» **Work required**
Below is the data. Give it again, complete and exact.

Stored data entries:
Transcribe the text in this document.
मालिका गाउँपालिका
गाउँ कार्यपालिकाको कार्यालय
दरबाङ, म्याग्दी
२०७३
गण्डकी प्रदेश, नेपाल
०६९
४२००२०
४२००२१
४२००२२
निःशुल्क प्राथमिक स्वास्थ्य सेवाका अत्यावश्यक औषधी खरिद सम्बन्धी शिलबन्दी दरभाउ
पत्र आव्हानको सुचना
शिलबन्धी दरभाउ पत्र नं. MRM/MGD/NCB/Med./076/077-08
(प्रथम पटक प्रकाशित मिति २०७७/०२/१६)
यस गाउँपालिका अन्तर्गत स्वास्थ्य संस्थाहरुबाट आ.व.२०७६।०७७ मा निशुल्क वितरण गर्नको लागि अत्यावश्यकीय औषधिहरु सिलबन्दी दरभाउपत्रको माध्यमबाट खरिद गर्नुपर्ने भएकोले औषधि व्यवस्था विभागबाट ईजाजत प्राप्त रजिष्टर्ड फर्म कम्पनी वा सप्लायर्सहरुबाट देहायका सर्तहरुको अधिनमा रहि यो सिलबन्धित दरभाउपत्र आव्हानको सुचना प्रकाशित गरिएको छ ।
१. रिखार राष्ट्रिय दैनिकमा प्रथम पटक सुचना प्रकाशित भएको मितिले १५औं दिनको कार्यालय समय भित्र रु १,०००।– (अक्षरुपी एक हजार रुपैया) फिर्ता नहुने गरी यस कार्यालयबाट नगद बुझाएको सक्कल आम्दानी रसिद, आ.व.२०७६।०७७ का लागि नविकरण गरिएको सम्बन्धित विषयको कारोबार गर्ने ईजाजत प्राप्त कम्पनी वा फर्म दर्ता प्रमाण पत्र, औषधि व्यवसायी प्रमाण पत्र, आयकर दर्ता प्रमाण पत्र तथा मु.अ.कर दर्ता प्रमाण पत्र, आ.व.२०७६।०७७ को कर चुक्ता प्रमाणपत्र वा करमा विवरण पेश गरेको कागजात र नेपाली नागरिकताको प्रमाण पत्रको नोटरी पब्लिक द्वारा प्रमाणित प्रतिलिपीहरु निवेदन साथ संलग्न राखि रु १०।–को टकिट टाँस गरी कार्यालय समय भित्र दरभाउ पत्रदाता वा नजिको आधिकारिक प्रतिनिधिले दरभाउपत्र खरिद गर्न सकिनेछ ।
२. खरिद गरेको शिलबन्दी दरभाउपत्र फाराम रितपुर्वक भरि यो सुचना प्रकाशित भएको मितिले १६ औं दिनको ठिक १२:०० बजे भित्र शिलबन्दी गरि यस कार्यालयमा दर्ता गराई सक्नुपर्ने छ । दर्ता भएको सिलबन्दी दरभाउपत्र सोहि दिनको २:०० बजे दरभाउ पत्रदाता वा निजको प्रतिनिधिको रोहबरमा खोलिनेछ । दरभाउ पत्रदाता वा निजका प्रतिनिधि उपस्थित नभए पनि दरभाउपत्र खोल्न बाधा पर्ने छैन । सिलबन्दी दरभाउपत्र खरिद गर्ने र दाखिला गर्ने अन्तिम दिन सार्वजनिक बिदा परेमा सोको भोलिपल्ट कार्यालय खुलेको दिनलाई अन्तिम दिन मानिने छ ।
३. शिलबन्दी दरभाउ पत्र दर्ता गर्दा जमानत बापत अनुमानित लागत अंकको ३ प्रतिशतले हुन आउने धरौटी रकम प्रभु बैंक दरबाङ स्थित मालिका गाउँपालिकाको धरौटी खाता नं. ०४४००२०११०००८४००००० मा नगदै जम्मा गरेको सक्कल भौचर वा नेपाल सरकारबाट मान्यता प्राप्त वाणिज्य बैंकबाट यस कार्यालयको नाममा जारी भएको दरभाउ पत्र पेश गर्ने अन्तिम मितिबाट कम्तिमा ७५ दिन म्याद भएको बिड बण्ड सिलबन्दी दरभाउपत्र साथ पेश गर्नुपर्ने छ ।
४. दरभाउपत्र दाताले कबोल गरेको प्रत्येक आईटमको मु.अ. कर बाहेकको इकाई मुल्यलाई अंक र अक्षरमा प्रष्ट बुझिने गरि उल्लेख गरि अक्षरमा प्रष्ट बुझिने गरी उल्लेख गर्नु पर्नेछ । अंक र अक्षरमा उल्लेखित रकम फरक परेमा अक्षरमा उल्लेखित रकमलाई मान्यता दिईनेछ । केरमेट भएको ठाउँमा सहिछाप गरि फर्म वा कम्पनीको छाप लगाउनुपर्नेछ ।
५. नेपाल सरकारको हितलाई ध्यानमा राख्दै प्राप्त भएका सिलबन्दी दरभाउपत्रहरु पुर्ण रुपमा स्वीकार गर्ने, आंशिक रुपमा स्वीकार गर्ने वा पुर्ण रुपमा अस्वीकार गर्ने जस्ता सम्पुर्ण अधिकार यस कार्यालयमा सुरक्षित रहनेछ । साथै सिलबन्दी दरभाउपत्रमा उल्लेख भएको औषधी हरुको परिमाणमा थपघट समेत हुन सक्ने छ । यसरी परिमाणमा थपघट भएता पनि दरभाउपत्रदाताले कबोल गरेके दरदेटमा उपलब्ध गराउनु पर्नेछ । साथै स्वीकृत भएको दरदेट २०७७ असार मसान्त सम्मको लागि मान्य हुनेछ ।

» **Exercise result**
Transcribe the text in this document.
मालिका गाउँपालिका
गाउँ कार्यपालिकाको कार्यालय
दरबाङ, म्याग्दी
२०७३
गण्डकी प्रदेश, नेपाल
०६९
४२००२०
४२००२१
४२००२२
निःशुल्क प्राथमिक स्वास्थ्य सेवाका अत्यावश्यक औषधी खरिद सम्बन्धी शिलबन्दी दरभाउ
पत्र आव्हानको सुचना
शिलबन्धी दरभाउ पत्र नं. MRM/MGD/NCB/Med./076/077-08
(प्रथम पटक प्रकाशित मिति २०७७/०२/१६)
यस गाउँपालिका अन्तर्गत स्वास्थ्य संस्थाहरुबाट आ.व.२०७६।०७७ मा निशुल्क वितरण गर्नको लागि अत्यावश्यकीय औषधिहरु सिलबन्दी दरभाउपत्रको माध्यमबाट खरिद गर्नुपर्ने भएकोले औषधि व्यवस्था विभागबाट ईजाजत प्राप्त रजिष्टर्ड फर्म कम्पनी वा सप्लायर्सहरुबाट देहायका सर्तहरुको अधिनमा रहि यो सिलबन्धित दरभाउपत्र आव्हानको सुचना प्रकाशित गरिएको छ ।
१. रिखार राष्ट्रिय दैनिकमा प्रथम पटक सुचना प्रकाशित भएको मितिले १५औं दिनको कार्यालय समय भित्र रु १,०००।– (अक्षरुपी एक हजार रुपैया) फिर्ता नहुने गरी यस कार्यालयबाट नगद बुझाएको सक्कल आम्दानी रसिद, आ.व.२०७६।०७७ का लागि नविकरण गरिएको सम्बन्धित विषयको कारोबार गर्ने ईजाजत प्राप्त कम्पनी वा फर्म दर्ता प्रमाण पत्र, औषधि व्यवसायी प्रमाण पत्र, आयकर दर्ता प्रमाण पत्र तथा मु.अ.कर दर्ता प्रमाण पत्र, आ.व.२०७६।०७७ को कर चुक्ता प्रमाणपत्र वा करमा विवरण पेश गरेको कागजात र नेपाली नागरिकताको प्रमाण पत्रको नोटरी पब्लिक द्वारा प्रमाणित प्रतिलिपीहरु निवेदन साथ संलग्न राखि रु १०।–को टकिट टाँस गरी कार्यालय समय भित्र दरभाउ पत्रदाता वा नजिको आधिकारिक प्रतिनिधिले दरभाउपत्र खरिद गर्न सकिनेछ ।
२. खरिद गरेको शिलबन्दी दरभाउपत्र फाराम रितपुर्वक भरि यो सुचना प्रकाशित भएको मितिले १६ औं दिनको ठिक १२:०० बजे भित्र शिलबन्दी गरि यस कार्यालयमा दर्ता गराई सक्नुपर्ने छ । दर्ता भएको सिलबन्दी दरभाउपत्र सोहि दिनको २:०० बजे दरभाउ पत्रदाता वा निजको प्रतिनिधिको रोहबरमा खोलिनेछ । दरभाउ पत्रदाता वा निजका प्रतिनिधि उपस्थित नभए पनि दरभाउपत्र खोल्न बाधा पर्ने छैन । सिलबन्दी दरभाउपत्र खरिद गर्ने र दाखिला गर्ने अन्तिम दिन सार्वजनिक बिदा परेमा सोको भोलिपल्ट कार्यालय खुलेको दिनलाई अन्तिम दिन मानिने छ ।
३. शिलबन्दी दरभाउ पत्र दर्ता गर्दा जमानत बापत अनुमानित लागत अंकको ३ प्रतिशतले हुन आउने धरौटी रकम प्रभु बैंक दरबाङ स्थित मालिका गाउँपालिकाको धरौटी खाता नं. ०४४००२०११०००८४००००० मा नगदै जम्मा गरेको सक्कल भौचर वा नेपाल सरकारबाट मान्यता प्राप्त वाणिज्य बैंकबाट यस कार्यालयको नाममा जारी भएको दरभाउ पत्र पेश गर्ने अन्तिम मितिबाट कम्तिमा ७५ दिन म्याद भएको बिड बण्ड सिलबन्दी दरभाउपत्र साथ पेश गर्नुपर्ने छ ।
४. दरभाउपत्र दाताले कबोल गरेको प्रत्येक आईटमको मु.अ. कर बाहेकको इकाई मुल्यलाई अंक र अक्षरमा प्रष्ट बुझिने गरि उल्लेख गरि अक्षरमा प्रष्ट बुझिने गरी उल्लेख गर्नु पर्नेछ । अंक र अक्षरमा उल्लेखित रकम फरक परेमा अक्षरमा उल्लेखित रकमलाई मान्यता दिईनेछ । केरमेट भएको ठाउँमा सहिछाप गरि फर्म वा कम्पनीको छाप लगाउनुपर्नेछ ।
५. नेपाल सरकारको हितलाई ध्यानमा राख्दै प्राप्त भएका सिलबन्दी दरभाउपत्रहरु पुर्ण रुपमा स्वीकार गर्ने, आंशिक रुपमा स्वीकार गर्ने वा पुर्ण रुपमा अस्वीकार गर्ने जस्ता सम्पुर्ण अधिकार यस कार्यालयमा सुरक्षित रहनेछ । साथै सिलबन्दी दरभाउपत्रमा उल्लेख भएको औषधी हरुको परिमाणमा थपघट समेत हुन सक्ने छ । यसरी परिमाणमा थपघट भएता पनि दरभाउपत्रदाताले कबोल गरेके दरदेटमा उपलब्ध गराउनु पर्नेछ । साथै स्वीकृत भएको दरदेट २०७७ असार मसान्त सम्मको लागि मान्य हुनेछ ।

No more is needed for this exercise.